= The problem =
Find every line in the records below that contains the word "name", and copy each such line.
--
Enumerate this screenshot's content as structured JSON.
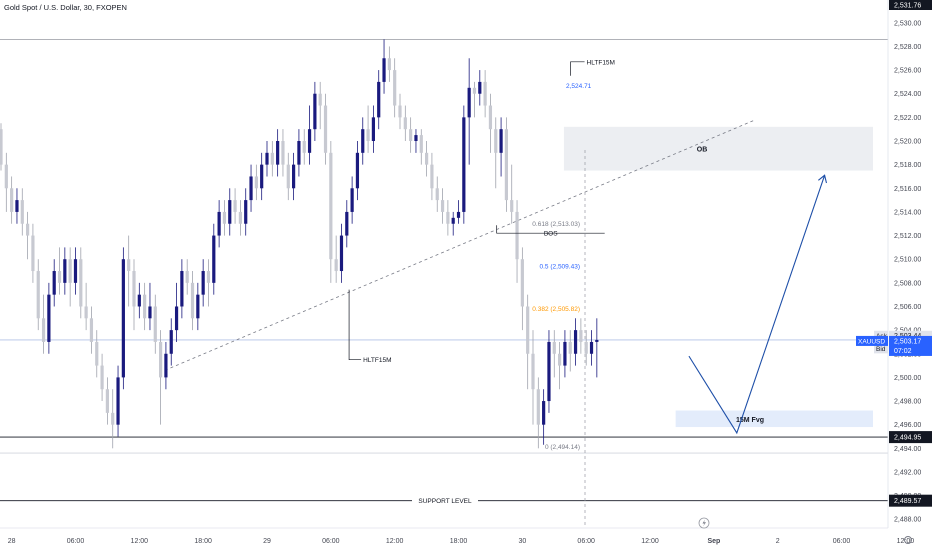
{
  "header": {
    "title": "Gold Spot / U.S. Dollar, 30, FXOPEN"
  },
  "chart_data": {
    "type": "candlestick",
    "ylim": [
      2487.6,
      2532.0
    ],
    "y_ticks": [
      2488,
      2490,
      2492,
      2494,
      2496,
      2498,
      2500,
      2502,
      2504,
      2506,
      2508,
      2510,
      2512,
      2514,
      2516,
      2518,
      2520,
      2522,
      2524,
      2526,
      2528,
      2530
    ],
    "y_tick_labels": [
      "2,488.00",
      "2,490.00",
      "2,492.00",
      "2,494.00",
      "2,496.00",
      "2,498.00",
      "2,500.00",
      "2,502.00",
      "2,504.00",
      "2,506.00",
      "2,508.00",
      "2,510.00",
      "2,512.00",
      "2,514.00",
      "2,516.00",
      "2,518.00",
      "2,520.00",
      "2,522.00",
      "2,524.00",
      "2,526.00",
      "2,528.00",
      "2,530.00"
    ],
    "x_ticks": [
      {
        "bar": 2,
        "label": "28"
      },
      {
        "bar": 14,
        "label": "06:00"
      },
      {
        "bar": 26,
        "label": "12:00"
      },
      {
        "bar": 38,
        "label": "18:00"
      },
      {
        "bar": 50,
        "label": "29"
      },
      {
        "bar": 62,
        "label": "06:00"
      },
      {
        "bar": 74,
        "label": "12:00"
      },
      {
        "bar": 86,
        "label": "18:00"
      },
      {
        "bar": 98,
        "label": "30"
      },
      {
        "bar": 110,
        "label": "06:00"
      },
      {
        "bar": 122,
        "label": "12:00"
      },
      {
        "bar": 134,
        "label": "Sep"
      },
      {
        "bar": 146,
        "label": "2"
      },
      {
        "bar": 158,
        "label": "06:00"
      },
      {
        "bar": 170,
        "label": "12:00"
      }
    ],
    "price_tags": [
      {
        "name": "top",
        "label": "2,531.76",
        "value": 2531.76
      },
      {
        "name": "low",
        "label": "2,494.95",
        "value": 2494.95
      },
      {
        "name": "support",
        "label": "2,489.57",
        "value": 2489.57
      }
    ],
    "quote": {
      "ask_label": "Ask",
      "ask": "2,503.44",
      "bid_label": "Bid",
      "bid": "2,503.22",
      "symbol": "XAUUSD",
      "last": "2,503.17",
      "countdown": "07:02",
      "ask_value": 2503.44,
      "bid_value": 2503.22,
      "last_value": 2503.17
    },
    "levels": {
      "top_line": 2528.6,
      "low_line": 2494.95,
      "support": 2489.57,
      "support_label": "SUPPORT LEVEL",
      "low_faint": 2493.6,
      "current": 2503.17
    },
    "zones": [
      {
        "name": "ob",
        "label": "OB",
        "bar_from": 106,
        "y_top": 2521.2,
        "y_bottom": 2517.5
      },
      {
        "name": "fvg",
        "label": "15M Fvg",
        "bar_from": 127,
        "y_top": 2497.2,
        "y_bottom": 2495.8
      }
    ],
    "fib": [
      {
        "label": "0.618 (2,513.03)",
        "value": 2513.03,
        "color": "#787b86"
      },
      {
        "label": "0.5 (2,509.43)",
        "value": 2509.43,
        "color": "#2962ff"
      },
      {
        "label": "0.382 (2,505.82)",
        "value": 2505.82,
        "color": "#ff9800"
      },
      {
        "label": "0 (2,494.14)",
        "value": 2494.14,
        "color": "#787b86"
      },
      {
        "label": "2,524.71",
        "value": 2524.71,
        "color": "#2962ff"
      }
    ],
    "annotations": [
      {
        "name": "hltf-top",
        "label": "HLTF15M",
        "bar": 108,
        "value": 2526.7
      },
      {
        "name": "hltf-bottom",
        "label": "HLTF15M",
        "bar": 69,
        "value": 2501.5
      },
      {
        "name": "bos",
        "label": "BOS",
        "bar": 99,
        "value": 2512.2
      }
    ],
    "trendline": {
      "from": {
        "bar": 31,
        "value": 2500.6
      },
      "to": {
        "bar": 142,
        "value": 2521.8
      }
    },
    "projection": [
      {
        "bar": 129.5,
        "value": 2501.8
      },
      {
        "bar": 138.5,
        "value": 2495.3
      },
      {
        "bar": 155,
        "value": 2517.1
      }
    ],
    "candles": [
      [
        2521,
        2518,
        2521.5,
        2517.5
      ],
      [
        2518,
        2516,
        2519,
        2514
      ],
      [
        2516,
        2514,
        2517,
        2513
      ],
      [
        2514,
        2515,
        2516,
        2513
      ],
      [
        2515,
        2513,
        2516,
        2512
      ],
      [
        2513,
        2512,
        2514,
        2510
      ],
      [
        2512,
        2509,
        2513,
        2508
      ],
      [
        2509,
        2505,
        2510,
        2504
      ],
      [
        2505,
        2503,
        2507,
        2502
      ],
      [
        2503,
        2507,
        2508,
        2502
      ],
      [
        2507,
        2509,
        2510,
        2506
      ],
      [
        2509,
        2508,
        2511,
        2507
      ],
      [
        2508,
        2510,
        2511,
        2507
      ],
      [
        2510,
        2508,
        2511,
        2506
      ],
      [
        2508,
        2510,
        2511,
        2507
      ],
      [
        2510,
        2506,
        2511,
        2505
      ],
      [
        2506,
        2505,
        2508,
        2504
      ],
      [
        2505,
        2503,
        2506,
        2502
      ],
      [
        2503,
        2501,
        2504,
        2500
      ],
      [
        2501,
        2499,
        2502,
        2498
      ],
      [
        2499,
        2497,
        2500,
        2496
      ],
      [
        2497,
        2496,
        2499,
        2494
      ],
      [
        2496,
        2500,
        2501,
        2495
      ],
      [
        2500,
        2510,
        2511,
        2499
      ],
      [
        2510,
        2509,
        2512,
        2506
      ],
      [
        2509,
        2506,
        2510,
        2504
      ],
      [
        2506,
        2507,
        2508,
        2505
      ],
      [
        2507,
        2505,
        2508,
        2504
      ],
      [
        2505,
        2506,
        2508,
        2504
      ],
      [
        2506,
        2503,
        2507,
        2502
      ],
      [
        2503,
        2500,
        2504,
        2496
      ],
      [
        2500,
        2502,
        2503,
        2499
      ],
      [
        2502,
        2504,
        2505,
        2501
      ],
      [
        2504,
        2506,
        2508,
        2503
      ],
      [
        2506,
        2509,
        2510,
        2505
      ],
      [
        2509,
        2508,
        2510,
        2507
      ],
      [
        2508,
        2505,
        2509,
        2504
      ],
      [
        2505,
        2507,
        2508,
        2504
      ],
      [
        2507,
        2509,
        2510,
        2506
      ],
      [
        2509,
        2508,
        2510,
        2506
      ],
      [
        2508,
        2512,
        2513,
        2507
      ],
      [
        2512,
        2514,
        2515,
        2511
      ],
      [
        2514,
        2513,
        2515,
        2512
      ],
      [
        2513,
        2515,
        2516,
        2512
      ],
      [
        2515,
        2514,
        2516,
        2513
      ],
      [
        2514,
        2513,
        2515,
        2512
      ],
      [
        2513,
        2515,
        2516,
        2512
      ],
      [
        2515,
        2517,
        2518,
        2514
      ],
      [
        2517,
        2516,
        2518,
        2515
      ],
      [
        2516,
        2518,
        2519,
        2515
      ],
      [
        2518,
        2519,
        2520,
        2517
      ],
      [
        2519,
        2518,
        2520,
        2517
      ],
      [
        2518,
        2520,
        2521,
        2517
      ],
      [
        2520,
        2518,
        2521,
        2517
      ],
      [
        2518,
        2516,
        2519,
        2515
      ],
      [
        2516,
        2518,
        2519,
        2515
      ],
      [
        2518,
        2520,
        2521,
        2517
      ],
      [
        2520,
        2519,
        2521,
        2518
      ],
      [
        2519,
        2521,
        2523,
        2518
      ],
      [
        2521,
        2524,
        2525,
        2520
      ],
      [
        2524,
        2523,
        2525,
        2521
      ],
      [
        2523,
        2519,
        2524,
        2518
      ],
      [
        2519,
        2510,
        2520,
        2508
      ],
      [
        2510,
        2509,
        2512,
        2508
      ],
      [
        2509,
        2512,
        2513,
        2508
      ],
      [
        2512,
        2514,
        2515,
        2511
      ],
      [
        2514,
        2516,
        2517,
        2513
      ],
      [
        2516,
        2519,
        2520,
        2515
      ],
      [
        2519,
        2521,
        2522,
        2518
      ],
      [
        2521,
        2520,
        2523,
        2519
      ],
      [
        2520,
        2522,
        2523,
        2519
      ],
      [
        2522,
        2525,
        2526,
        2521
      ],
      [
        2525,
        2527,
        2528.6,
        2524
      ],
      [
        2527,
        2526,
        2528,
        2525
      ],
      [
        2526,
        2523,
        2527,
        2522
      ],
      [
        2523,
        2522,
        2524,
        2521
      ],
      [
        2522,
        2521,
        2523,
        2520
      ],
      [
        2521,
        2520,
        2522,
        2519
      ],
      [
        2520,
        2520.5,
        2521,
        2519
      ],
      [
        2520.5,
        2519,
        2521,
        2518
      ],
      [
        2519,
        2518,
        2520,
        2517
      ],
      [
        2518,
        2516,
        2519,
        2515
      ],
      [
        2516,
        2515,
        2517,
        2514
      ],
      [
        2515,
        2514,
        2516,
        2513
      ],
      [
        2514,
        2513,
        2515,
        2512
      ],
      [
        2513,
        2513.5,
        2514,
        2512
      ],
      [
        2513.5,
        2514,
        2515,
        2513
      ],
      [
        2514,
        2522,
        2523,
        2513
      ],
      [
        2522,
        2524.5,
        2527,
        2518
      ],
      [
        2524.5,
        2524,
        2525,
        2522
      ],
      [
        2524,
        2525,
        2526,
        2523
      ],
      [
        2525,
        2523,
        2526,
        2522
      ],
      [
        2523,
        2521,
        2524,
        2519
      ],
      [
        2521,
        2519,
        2522,
        2516
      ],
      [
        2519,
        2521,
        2522,
        2517
      ],
      [
        2521,
        2515,
        2522,
        2514
      ],
      [
        2515,
        2514,
        2518,
        2513
      ],
      [
        2514,
        2510,
        2515,
        2508
      ],
      [
        2510,
        2506,
        2511,
        2504
      ],
      [
        2506,
        2502,
        2507,
        2499
      ],
      [
        2502,
        2499,
        2504,
        2496
      ],
      [
        2499,
        2496,
        2500,
        2494
      ],
      [
        2496,
        2498,
        2499,
        2494.3
      ],
      [
        2498,
        2503,
        2504,
        2497
      ],
      [
        2503,
        2502,
        2504,
        2500
      ],
      [
        2502,
        2501,
        2503,
        2499
      ],
      [
        2501,
        2503,
        2504,
        2500
      ],
      [
        2503,
        2502,
        2504,
        2500.5
      ],
      [
        2502,
        2504,
        2505,
        2501
      ],
      [
        2504,
        2503,
        2505,
        2502
      ],
      [
        2503,
        2502,
        2504,
        2501
      ],
      [
        2502,
        2503,
        2504,
        2501
      ],
      [
        2503,
        2503.17,
        2505,
        2500
      ]
    ]
  }
}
--
= The result =
        "name": "top",
        "name": "low",
        "name": "support",
        "name": "ob",
        "name": "fvg",
        "name": "hltf-top",
        "name": "hltf-bottom",
        "name": "bos",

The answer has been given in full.